Directions for this task:
Transcribe the listing that follows in full, omitting pictures.
----
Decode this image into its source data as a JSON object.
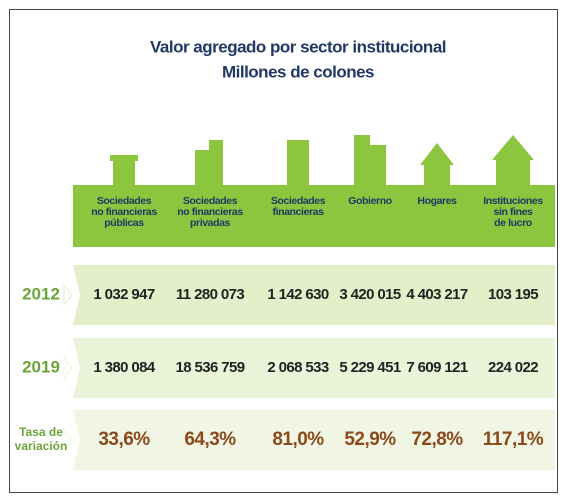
{
  "header": {
    "title": "Valor agregado por sector institucional",
    "subtitle": "Millones de colones"
  },
  "table": {
    "columns": [
      [
        "Sociedades",
        "no financieras",
        "públicas"
      ],
      [
        "Sociedades",
        "no financieras",
        "privadas"
      ],
      [
        "Sociedades",
        "financieras"
      ],
      [
        "Gobierno"
      ],
      [
        "Hogares"
      ],
      [
        "Instituciones",
        "sin fines",
        "de lucro"
      ]
    ],
    "rows": [
      {
        "label": [
          "2012"
        ],
        "cells": [
          "1 032 947",
          "11 280 073",
          "1 142 630",
          "3 420 015",
          "4 403 217",
          "103 195"
        ]
      },
      {
        "label": [
          "2019"
        ],
        "cells": [
          "1 380 084",
          "18 536 759",
          "2 068 533",
          "5 229 451",
          "7 609 121",
          "224 022"
        ]
      },
      {
        "label": [
          "Tasa de",
          "variación"
        ],
        "cells": [
          "33,6%",
          "64,3%",
          "81,0%",
          "52,9%",
          "72,8%",
          "117,1%"
        ]
      }
    ]
  }
}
----
Exercise solution:
Decode this image into its source data as a JSON object.
{
  "header": {
    "title": "Valor agregado por sector institucional",
    "subtitle": "Millones de colones"
  },
  "table": {
    "columns": [
      [
        "Sociedades",
        "no financieras",
        "públicas"
      ],
      [
        "Sociedades",
        "no financieras",
        "privadas"
      ],
      [
        "Sociedades",
        "financieras"
      ],
      [
        "Gobierno"
      ],
      [
        "Hogares"
      ],
      [
        "Instituciones",
        "sin fines",
        "de lucro"
      ]
    ],
    "rows": [
      {
        "label": [
          "2012"
        ],
        "cells": [
          "1 032 947",
          "11 280 073",
          "1 142 630",
          "3 420 015",
          "4 403 217",
          "103 195"
        ]
      },
      {
        "label": [
          "2019"
        ],
        "cells": [
          "1 380 084",
          "18 536 759",
          "2 068 533",
          "5 229 451",
          "7 609 121",
          "224 022"
        ]
      },
      {
        "label": [
          "Tasa de",
          "variación"
        ],
        "cells": [
          "33,6%",
          "64,3%",
          "81,0%",
          "52,9%",
          "72,8%",
          "117,1%"
        ]
      }
    ]
  }
}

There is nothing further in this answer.